» Records to process:
******
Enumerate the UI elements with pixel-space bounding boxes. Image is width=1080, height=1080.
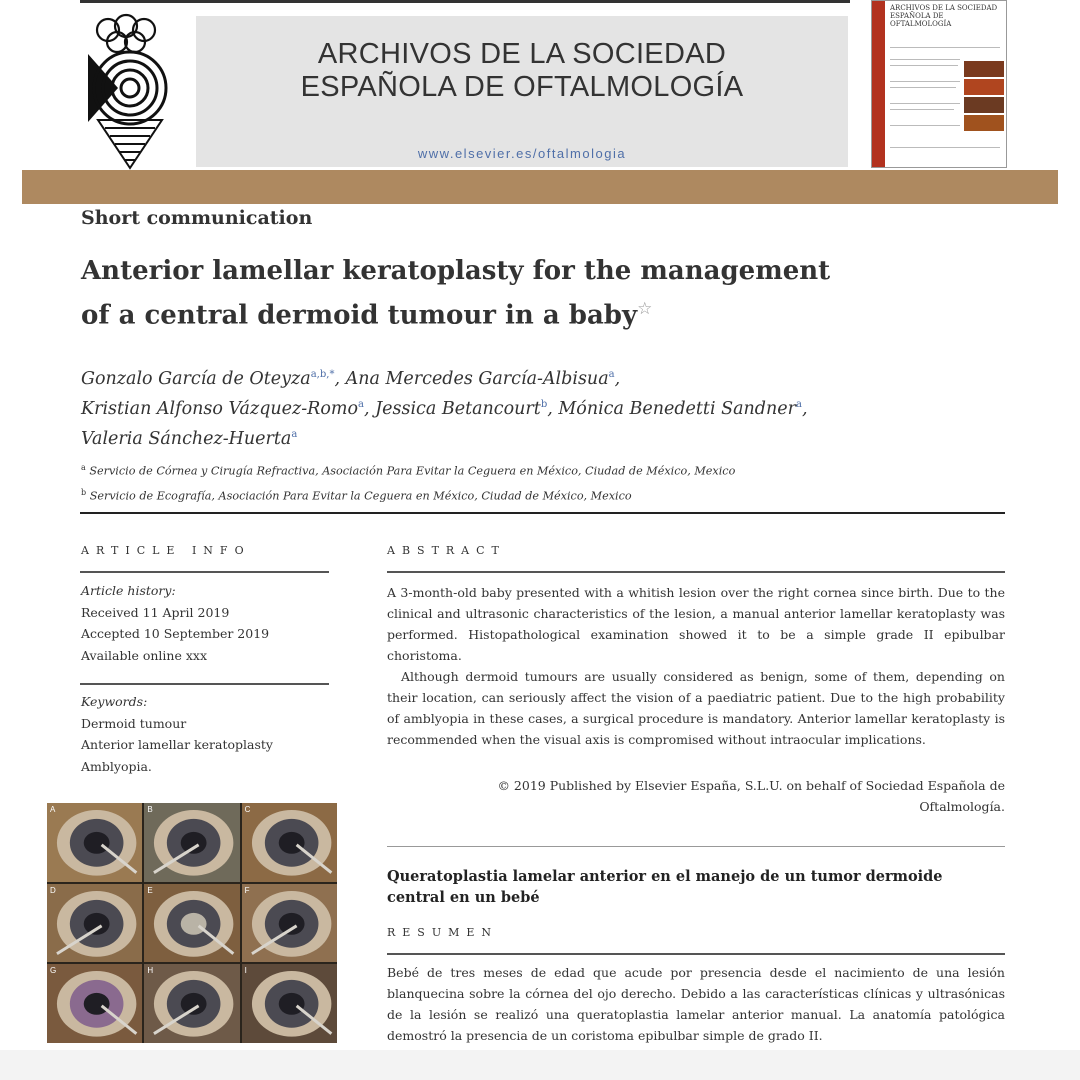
eye-photo-icon (144, 884, 239, 963)
article-info-heading: ARTICLE INFO (81, 544, 251, 557)
cover-image (964, 79, 1004, 95)
figure-panel (242, 884, 337, 963)
surgical-figure (47, 803, 337, 1043)
figure-panel-label: B (147, 805, 153, 814)
eye-photo-icon (242, 884, 337, 963)
author-affiliation-mark[interactable]: a,b,* (310, 369, 335, 380)
keywords-label: Keywords: (81, 694, 148, 709)
spanish-divider (387, 846, 1005, 847)
accepted-date: Accepted 10 September 2019 (81, 626, 270, 641)
author-name: Mónica Benedetti Sandner (558, 398, 796, 419)
author-affiliation-mark[interactable]: a (796, 398, 802, 410)
section-type: Short communication (81, 207, 313, 229)
figure-panel-label: G (50, 966, 57, 976)
journal-title (196, 38, 848, 104)
cover-text-line (890, 109, 954, 110)
article-info-rule (80, 571, 329, 573)
top-rule (80, 0, 850, 3)
eye-photo-icon (144, 964, 239, 1043)
copyright-notice (460, 775, 1005, 817)
affiliation-text: Servicio de Ecografía, Asociación Para Evitar la Ceguera en México, Ciudad de México, Mexico (89, 489, 632, 503)
author-affiliation-mark[interactable]: a (358, 398, 364, 410)
journal-url-link[interactable]: www.elsevier.es/oftalmologia (417, 146, 627, 161)
affiliation-mark: a (81, 463, 86, 472)
eye-photo-icon (47, 884, 142, 963)
cover-text-line (890, 65, 958, 66)
figure-panel-label: A (50, 805, 56, 814)
cover-title: ARCHIVOS DE LA SOCIEDAD ESPAÑOLA DE OFTALMOLOGÍA (890, 4, 998, 28)
cover-strip (872, 1, 885, 167)
figure-panel-label: C (244, 805, 251, 814)
spanish-title: Queratoplastia lamelar anterior en el manejo de un tumor dermoide central en un bebé (387, 868, 943, 906)
resumen-rule (387, 953, 1005, 955)
article-title (81, 252, 961, 335)
keyword-item: Amblyopia. (81, 758, 152, 774)
author-separator: , (334, 368, 346, 389)
abstract-paragraph: A 3-month-old baby presented with a whitish lesion over the right cornea since birth. Due to the clinical and ultrasonic characteristics of the lesion, a manual anterior lamellar keratoplasty was performed. Histopathological examination showed it to be a simple grade II epibulbar choristoma. (387, 585, 1005, 663)
article-title-line2-text: of a central dermoid tumour in a baby (81, 300, 638, 331)
journal-cover-thumbnail (871, 0, 1007, 168)
author-name: Gonzalo García de Oteyza (81, 368, 311, 389)
keyword-item: Anterior lamellar keratoplasty (81, 737, 273, 752)
keyword-item: Dermoid tumour (81, 715, 187, 731)
figure-panel (47, 964, 142, 1043)
eye-photo-icon (242, 803, 337, 882)
main-divider (80, 512, 1005, 514)
abstract-paragraph: Although dermoid tumours are usually considered as benign, some of them, depending on their location, can seriously affect the vision of a paediatric patient. Due to the high probability of amblyopia in these cases, a surgical procedure is mandatory. Anterior lamellar keratoplasty is recommended when the visual axis is compromised without intraocular implications. (387, 669, 1005, 747)
cover-rule (890, 47, 1000, 48)
cover-image (964, 97, 1004, 113)
article-title-line1: Anterior lamellar keratoplasty for the management (81, 256, 831, 286)
figure-panel-label: F (244, 885, 250, 895)
author-line (81, 422, 1001, 452)
affiliation-text: Servicio de Córnea y Cirugía Refractiva, Asociación Para Evitar la Ceguera en México, Ciudad de México, Mexico (89, 464, 736, 478)
copyright-line2: Oftalmología. (919, 799, 1005, 814)
author-line (81, 392, 1001, 422)
eye-photo-icon (47, 803, 142, 882)
history-label: Article history: (81, 583, 176, 598)
keywords-rule (80, 683, 329, 685)
author-name: Ana Mercedes García-Albisua (345, 368, 609, 389)
figure-panel (242, 803, 337, 882)
figure-panel (47, 803, 142, 882)
affiliations (81, 457, 1001, 506)
abstract-body (387, 582, 1005, 750)
title-footnote-star[interactable]: ☆ (637, 299, 653, 319)
figure-panel (144, 884, 239, 963)
author-separator: , (614, 368, 621, 389)
keywords-block (81, 691, 331, 777)
abstract-heading: ABSTRACT (387, 544, 506, 557)
figure-panel (144, 803, 239, 882)
author-affiliation-mark[interactable]: a (608, 369, 615, 380)
cover-text-line (890, 125, 960, 126)
journal-title-line1: ARCHIVOS DE LA SOCIEDAD (317, 38, 727, 70)
author-separator: , (801, 398, 808, 419)
author-affiliation-mark[interactable]: a (291, 428, 298, 440)
copyright-line1: © 2019 Published by Elsevier España, S.L.U. on behalf of Sociedad Española de (497, 778, 1005, 793)
author-separator: , (363, 398, 376, 419)
eye-photo-icon (144, 803, 239, 882)
figure-panel (47, 884, 142, 963)
received-date: Received 11 April 2019 (81, 604, 230, 620)
author-name: Kristian Alfonso Vázquez-Romo (81, 398, 359, 419)
author-name: Valeria Sánchez-Huerta (81, 428, 292, 449)
author-list (81, 362, 1001, 451)
cover-image (964, 115, 1004, 131)
society-logo-icon (78, 12, 174, 170)
figure-panel-label: I (244, 966, 247, 976)
author-affiliation-mark[interactable]: b (540, 398, 548, 410)
cover-text-line (890, 103, 960, 104)
cover-text-line (890, 87, 956, 88)
figure-panel-label: E (147, 885, 153, 895)
article-history (81, 580, 331, 666)
online-date: Available online xxx (81, 647, 207, 663)
figure-panel (144, 964, 239, 1043)
eye-photo-icon (242, 964, 337, 1043)
article-title-line2 (81, 290, 961, 335)
affiliation-item (81, 482, 1001, 507)
cover-text-line (890, 147, 1000, 148)
cover-text-line (890, 81, 960, 82)
cover-text-line (890, 59, 960, 60)
page-bottom-margin (0, 1050, 1080, 1080)
brown-header-bar (22, 170, 1058, 204)
cover-image (964, 61, 1004, 77)
affiliation-item (81, 457, 1001, 482)
author-separator: , (547, 398, 559, 419)
author-name: Jessica Betancourt (375, 398, 541, 419)
author-line (81, 362, 1001, 392)
journal-title-line2: ESPAÑOLA DE OFTALMOLOGÍA (300, 71, 744, 103)
affiliation-mark: b (81, 487, 87, 497)
eye-photo-icon (47, 964, 142, 1043)
figure-panel-label: D (50, 885, 56, 895)
figure-panel (242, 964, 337, 1043)
resumen-heading: RESUMEN (387, 926, 499, 939)
abstract-rule (387, 571, 1005, 573)
journal-banner (196, 16, 848, 167)
resumen-body: Bebé de tres meses de edad que acude por presencia desde el nacimiento de una lesión blanquecina sobre la córnea del ojo derecho. Debido a las características clínicas y ultrasónicas de la lesión se realizó una queratoplastia lamelar anterior manual. La anatomía patológica demostró la presencia de un coristoma epibulbar simple de grado II. (387, 965, 1005, 1043)
figure-panel-label: H (147, 966, 154, 976)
******
» What is required:
Every line of the listing that holds the word "Servicio" is to be found and copied.

» Result of this task:
affiliation-text: Servicio de Ecografía, Asociación Para Evitar la Ceguera en México, Ciudad de México, Mexico (89, 489, 632, 503)
affiliation-text: Servicio de Córnea y Cirugía Refractiva, Asociación Para Evitar la Ceguera en México, Ciudad de México, Mexico (89, 464, 736, 478)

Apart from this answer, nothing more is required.